- [Exercise requirements]: Show every line of the rows below that contains the word "Polygon".

Layout annotation rows:
════

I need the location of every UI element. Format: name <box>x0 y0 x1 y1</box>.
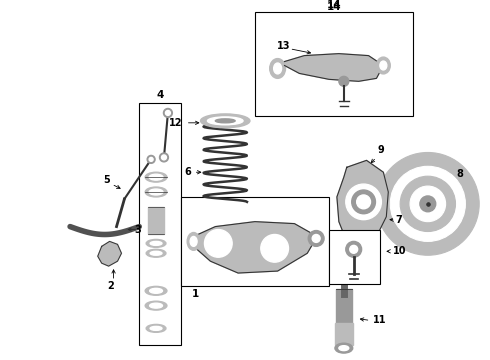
Ellipse shape <box>145 172 167 182</box>
Text: 14: 14 <box>327 2 341 12</box>
Ellipse shape <box>187 233 200 250</box>
Text: 6: 6 <box>184 167 191 177</box>
Ellipse shape <box>149 189 163 195</box>
Circle shape <box>346 242 362 257</box>
Circle shape <box>312 234 320 242</box>
Circle shape <box>346 184 381 220</box>
Circle shape <box>204 230 232 257</box>
Ellipse shape <box>149 288 163 293</box>
Ellipse shape <box>150 251 162 255</box>
Text: 2: 2 <box>107 281 114 291</box>
Circle shape <box>162 155 167 160</box>
Bar <box>329 230 380 284</box>
Ellipse shape <box>145 187 167 197</box>
Ellipse shape <box>150 327 162 330</box>
Ellipse shape <box>145 301 167 310</box>
Circle shape <box>160 153 169 162</box>
Text: 5: 5 <box>103 175 110 185</box>
Circle shape <box>350 246 358 253</box>
Bar <box>335 323 353 345</box>
Circle shape <box>308 230 324 246</box>
Bar <box>336 289 352 323</box>
Circle shape <box>376 153 479 255</box>
Bar <box>139 103 181 345</box>
Text: 1: 1 <box>192 289 199 299</box>
Ellipse shape <box>146 249 166 257</box>
Circle shape <box>410 186 445 222</box>
Ellipse shape <box>376 57 390 74</box>
Circle shape <box>400 176 456 231</box>
Text: 7: 7 <box>395 215 402 225</box>
Ellipse shape <box>149 303 163 308</box>
Text: 10: 10 <box>393 246 407 256</box>
Text: 11: 11 <box>372 315 386 325</box>
Ellipse shape <box>146 324 166 332</box>
Polygon shape <box>285 54 383 81</box>
Bar <box>148 207 164 234</box>
Ellipse shape <box>215 119 235 123</box>
Text: 3: 3 <box>134 225 141 235</box>
Ellipse shape <box>149 174 163 180</box>
Ellipse shape <box>207 117 243 125</box>
Ellipse shape <box>146 239 166 247</box>
Text: 8: 8 <box>456 169 463 179</box>
Circle shape <box>149 157 153 161</box>
Polygon shape <box>194 222 317 273</box>
Circle shape <box>339 76 349 86</box>
Ellipse shape <box>145 286 167 295</box>
Text: 13: 13 <box>277 41 290 51</box>
Ellipse shape <box>190 237 197 246</box>
Text: 9: 9 <box>377 145 384 156</box>
Circle shape <box>166 111 171 116</box>
Circle shape <box>352 190 375 214</box>
Text: 4: 4 <box>156 90 164 100</box>
Circle shape <box>390 166 466 242</box>
Polygon shape <box>98 242 122 266</box>
Ellipse shape <box>200 114 250 128</box>
Ellipse shape <box>380 61 387 70</box>
Circle shape <box>147 156 155 163</box>
Ellipse shape <box>339 346 349 351</box>
Text: 12: 12 <box>169 118 183 128</box>
Ellipse shape <box>335 343 353 353</box>
Circle shape <box>261 234 289 262</box>
Ellipse shape <box>273 63 282 74</box>
Text: 14: 14 <box>327 0 341 10</box>
Polygon shape <box>337 160 388 246</box>
Bar <box>255 12 413 116</box>
Ellipse shape <box>150 242 162 246</box>
Circle shape <box>164 108 172 117</box>
Circle shape <box>357 195 370 209</box>
Bar <box>181 197 329 286</box>
Circle shape <box>420 196 436 212</box>
Ellipse shape <box>270 59 286 78</box>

════

- [Answer in full]:
Polygon shape <box>285 54 383 81</box>
Polygon shape <box>194 222 317 273</box>
Polygon shape <box>98 242 122 266</box>
Polygon shape <box>337 160 388 246</box>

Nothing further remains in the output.